**EXERCISE**: Look for "оплата" in each line of the entries, and return the matching lines.
** START OF SOURCE DATA **
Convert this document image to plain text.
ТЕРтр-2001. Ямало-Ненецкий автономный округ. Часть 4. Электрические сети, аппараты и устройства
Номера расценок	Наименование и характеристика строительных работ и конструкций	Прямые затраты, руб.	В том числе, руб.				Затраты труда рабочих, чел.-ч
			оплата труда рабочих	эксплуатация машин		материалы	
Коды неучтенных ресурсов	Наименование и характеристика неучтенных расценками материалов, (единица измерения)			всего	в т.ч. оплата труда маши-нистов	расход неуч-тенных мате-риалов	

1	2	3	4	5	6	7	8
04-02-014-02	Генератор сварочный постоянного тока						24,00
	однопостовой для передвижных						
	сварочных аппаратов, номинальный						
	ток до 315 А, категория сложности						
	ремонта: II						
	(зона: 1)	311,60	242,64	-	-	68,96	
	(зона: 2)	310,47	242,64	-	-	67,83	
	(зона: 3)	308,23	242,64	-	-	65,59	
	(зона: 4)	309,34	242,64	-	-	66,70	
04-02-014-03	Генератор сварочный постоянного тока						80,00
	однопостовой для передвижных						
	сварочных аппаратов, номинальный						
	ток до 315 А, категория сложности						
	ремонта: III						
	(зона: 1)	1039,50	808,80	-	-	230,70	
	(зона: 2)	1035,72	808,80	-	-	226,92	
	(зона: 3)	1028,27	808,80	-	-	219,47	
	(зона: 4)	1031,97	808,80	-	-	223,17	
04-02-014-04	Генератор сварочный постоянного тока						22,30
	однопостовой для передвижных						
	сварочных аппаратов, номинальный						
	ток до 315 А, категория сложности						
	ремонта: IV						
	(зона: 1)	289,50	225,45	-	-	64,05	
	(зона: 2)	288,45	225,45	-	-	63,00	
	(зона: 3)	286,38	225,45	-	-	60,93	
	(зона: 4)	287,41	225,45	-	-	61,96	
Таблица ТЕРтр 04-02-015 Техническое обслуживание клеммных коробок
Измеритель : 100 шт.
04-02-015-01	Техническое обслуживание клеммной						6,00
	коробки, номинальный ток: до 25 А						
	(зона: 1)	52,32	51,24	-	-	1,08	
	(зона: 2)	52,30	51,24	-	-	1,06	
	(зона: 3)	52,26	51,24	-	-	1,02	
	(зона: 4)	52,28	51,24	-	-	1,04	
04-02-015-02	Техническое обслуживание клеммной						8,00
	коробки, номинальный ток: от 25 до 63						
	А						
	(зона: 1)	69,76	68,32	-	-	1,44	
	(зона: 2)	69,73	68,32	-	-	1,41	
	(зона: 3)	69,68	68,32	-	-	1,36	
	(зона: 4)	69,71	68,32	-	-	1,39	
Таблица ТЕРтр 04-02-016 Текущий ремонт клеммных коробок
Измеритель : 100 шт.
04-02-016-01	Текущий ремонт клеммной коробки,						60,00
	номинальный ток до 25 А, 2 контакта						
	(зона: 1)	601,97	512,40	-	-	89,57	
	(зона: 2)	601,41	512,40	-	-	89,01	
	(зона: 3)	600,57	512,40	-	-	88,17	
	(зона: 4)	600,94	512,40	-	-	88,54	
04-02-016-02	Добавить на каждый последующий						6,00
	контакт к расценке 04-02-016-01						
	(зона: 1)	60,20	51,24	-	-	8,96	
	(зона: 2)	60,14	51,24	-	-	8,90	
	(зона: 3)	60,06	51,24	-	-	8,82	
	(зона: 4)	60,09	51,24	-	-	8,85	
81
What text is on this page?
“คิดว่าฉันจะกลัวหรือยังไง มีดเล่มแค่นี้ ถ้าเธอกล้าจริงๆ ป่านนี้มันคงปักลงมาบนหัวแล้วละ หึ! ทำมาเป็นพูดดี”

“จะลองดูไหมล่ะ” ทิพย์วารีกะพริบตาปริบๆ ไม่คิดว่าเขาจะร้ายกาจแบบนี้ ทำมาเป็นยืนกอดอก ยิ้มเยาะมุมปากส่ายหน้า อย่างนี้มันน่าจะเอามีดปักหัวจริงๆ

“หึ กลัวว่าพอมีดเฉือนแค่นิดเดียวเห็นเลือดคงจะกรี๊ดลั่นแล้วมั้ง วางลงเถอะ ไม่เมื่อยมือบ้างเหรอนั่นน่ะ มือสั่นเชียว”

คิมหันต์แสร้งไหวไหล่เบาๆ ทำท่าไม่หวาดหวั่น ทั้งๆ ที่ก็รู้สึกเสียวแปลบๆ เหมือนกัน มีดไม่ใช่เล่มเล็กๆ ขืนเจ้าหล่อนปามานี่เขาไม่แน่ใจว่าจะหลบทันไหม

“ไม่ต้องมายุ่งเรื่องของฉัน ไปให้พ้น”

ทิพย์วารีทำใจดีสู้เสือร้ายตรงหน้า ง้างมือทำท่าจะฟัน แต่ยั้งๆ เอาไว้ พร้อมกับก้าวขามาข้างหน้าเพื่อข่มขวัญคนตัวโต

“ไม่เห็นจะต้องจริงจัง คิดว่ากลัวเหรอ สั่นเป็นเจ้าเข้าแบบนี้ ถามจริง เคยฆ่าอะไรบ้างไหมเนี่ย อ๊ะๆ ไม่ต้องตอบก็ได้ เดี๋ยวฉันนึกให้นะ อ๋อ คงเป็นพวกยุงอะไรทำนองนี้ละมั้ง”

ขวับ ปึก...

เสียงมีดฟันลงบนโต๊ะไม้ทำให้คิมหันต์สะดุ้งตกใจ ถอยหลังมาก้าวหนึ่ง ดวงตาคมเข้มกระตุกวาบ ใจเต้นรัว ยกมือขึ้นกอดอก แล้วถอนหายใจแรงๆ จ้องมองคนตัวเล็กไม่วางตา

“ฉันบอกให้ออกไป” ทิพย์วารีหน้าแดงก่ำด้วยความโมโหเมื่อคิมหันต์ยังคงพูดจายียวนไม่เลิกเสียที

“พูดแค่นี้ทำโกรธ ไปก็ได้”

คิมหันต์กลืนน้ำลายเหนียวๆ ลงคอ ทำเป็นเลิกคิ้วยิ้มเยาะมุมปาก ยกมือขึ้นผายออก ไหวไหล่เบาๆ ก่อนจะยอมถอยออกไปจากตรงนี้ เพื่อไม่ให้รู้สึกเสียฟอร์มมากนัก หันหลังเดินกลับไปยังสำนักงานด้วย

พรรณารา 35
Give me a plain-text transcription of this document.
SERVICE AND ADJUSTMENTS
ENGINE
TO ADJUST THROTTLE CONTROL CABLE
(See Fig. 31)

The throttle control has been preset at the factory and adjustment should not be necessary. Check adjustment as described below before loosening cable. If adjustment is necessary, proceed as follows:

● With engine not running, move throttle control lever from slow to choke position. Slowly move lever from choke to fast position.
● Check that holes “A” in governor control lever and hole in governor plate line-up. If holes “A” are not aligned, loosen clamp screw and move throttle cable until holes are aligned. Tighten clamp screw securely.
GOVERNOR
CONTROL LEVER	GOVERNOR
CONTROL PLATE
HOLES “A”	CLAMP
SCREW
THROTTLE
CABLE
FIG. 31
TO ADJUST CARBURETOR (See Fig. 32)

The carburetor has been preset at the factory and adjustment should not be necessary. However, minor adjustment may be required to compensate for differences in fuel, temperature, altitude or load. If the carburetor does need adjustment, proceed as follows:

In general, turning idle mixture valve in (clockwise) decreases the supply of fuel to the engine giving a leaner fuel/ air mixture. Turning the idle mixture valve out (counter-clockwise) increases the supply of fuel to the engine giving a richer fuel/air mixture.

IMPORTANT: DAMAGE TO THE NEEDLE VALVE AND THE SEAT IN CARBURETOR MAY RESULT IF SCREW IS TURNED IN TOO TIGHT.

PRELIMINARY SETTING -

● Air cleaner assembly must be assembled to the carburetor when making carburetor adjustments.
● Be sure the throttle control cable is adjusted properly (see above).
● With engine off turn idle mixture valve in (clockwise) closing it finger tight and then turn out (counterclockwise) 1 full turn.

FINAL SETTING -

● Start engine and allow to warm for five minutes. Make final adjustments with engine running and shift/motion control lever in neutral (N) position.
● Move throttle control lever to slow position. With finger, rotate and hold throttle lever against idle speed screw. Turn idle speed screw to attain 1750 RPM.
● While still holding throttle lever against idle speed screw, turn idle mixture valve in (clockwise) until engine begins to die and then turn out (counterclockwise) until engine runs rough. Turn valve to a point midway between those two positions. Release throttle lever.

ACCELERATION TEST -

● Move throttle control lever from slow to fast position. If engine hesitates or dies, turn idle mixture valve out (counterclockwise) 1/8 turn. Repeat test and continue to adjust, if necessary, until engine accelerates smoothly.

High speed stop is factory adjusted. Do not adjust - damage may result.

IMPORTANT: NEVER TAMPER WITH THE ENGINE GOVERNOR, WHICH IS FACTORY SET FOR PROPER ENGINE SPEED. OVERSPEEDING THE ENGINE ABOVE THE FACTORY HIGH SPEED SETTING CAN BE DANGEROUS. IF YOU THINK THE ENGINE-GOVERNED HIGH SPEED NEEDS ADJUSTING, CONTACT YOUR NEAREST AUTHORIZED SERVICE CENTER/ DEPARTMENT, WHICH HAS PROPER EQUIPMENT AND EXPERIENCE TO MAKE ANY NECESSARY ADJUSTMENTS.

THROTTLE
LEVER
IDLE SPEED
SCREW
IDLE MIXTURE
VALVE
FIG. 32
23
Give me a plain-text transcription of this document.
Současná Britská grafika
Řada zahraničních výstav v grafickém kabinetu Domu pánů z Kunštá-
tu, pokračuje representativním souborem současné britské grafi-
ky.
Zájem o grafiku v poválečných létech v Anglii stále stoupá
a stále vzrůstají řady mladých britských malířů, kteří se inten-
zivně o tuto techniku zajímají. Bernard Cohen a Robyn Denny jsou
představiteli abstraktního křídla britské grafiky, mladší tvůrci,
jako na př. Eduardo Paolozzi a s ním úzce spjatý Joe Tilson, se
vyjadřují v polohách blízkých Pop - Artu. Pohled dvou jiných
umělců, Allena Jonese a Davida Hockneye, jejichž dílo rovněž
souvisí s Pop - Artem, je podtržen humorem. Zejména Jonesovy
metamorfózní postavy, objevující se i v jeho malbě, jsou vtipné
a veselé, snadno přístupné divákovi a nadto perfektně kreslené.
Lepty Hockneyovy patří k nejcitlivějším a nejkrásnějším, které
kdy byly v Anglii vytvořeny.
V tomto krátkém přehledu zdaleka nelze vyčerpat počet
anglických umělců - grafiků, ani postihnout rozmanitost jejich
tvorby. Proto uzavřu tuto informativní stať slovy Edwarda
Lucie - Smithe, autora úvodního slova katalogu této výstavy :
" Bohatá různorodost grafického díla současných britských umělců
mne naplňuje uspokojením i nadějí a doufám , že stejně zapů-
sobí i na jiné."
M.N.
** END OF SOURCE DATA **
**THE RESULT**:
			оплата труда рабочих	эксплуатация машин		материалы	
Коды неучтенных ресурсов	Наименование и характеристика неучтенных расценками материалов, (единица измерения)			всего	в т.ч. оплата труда маши-нистов	расход неуч-тенных мате-риалов	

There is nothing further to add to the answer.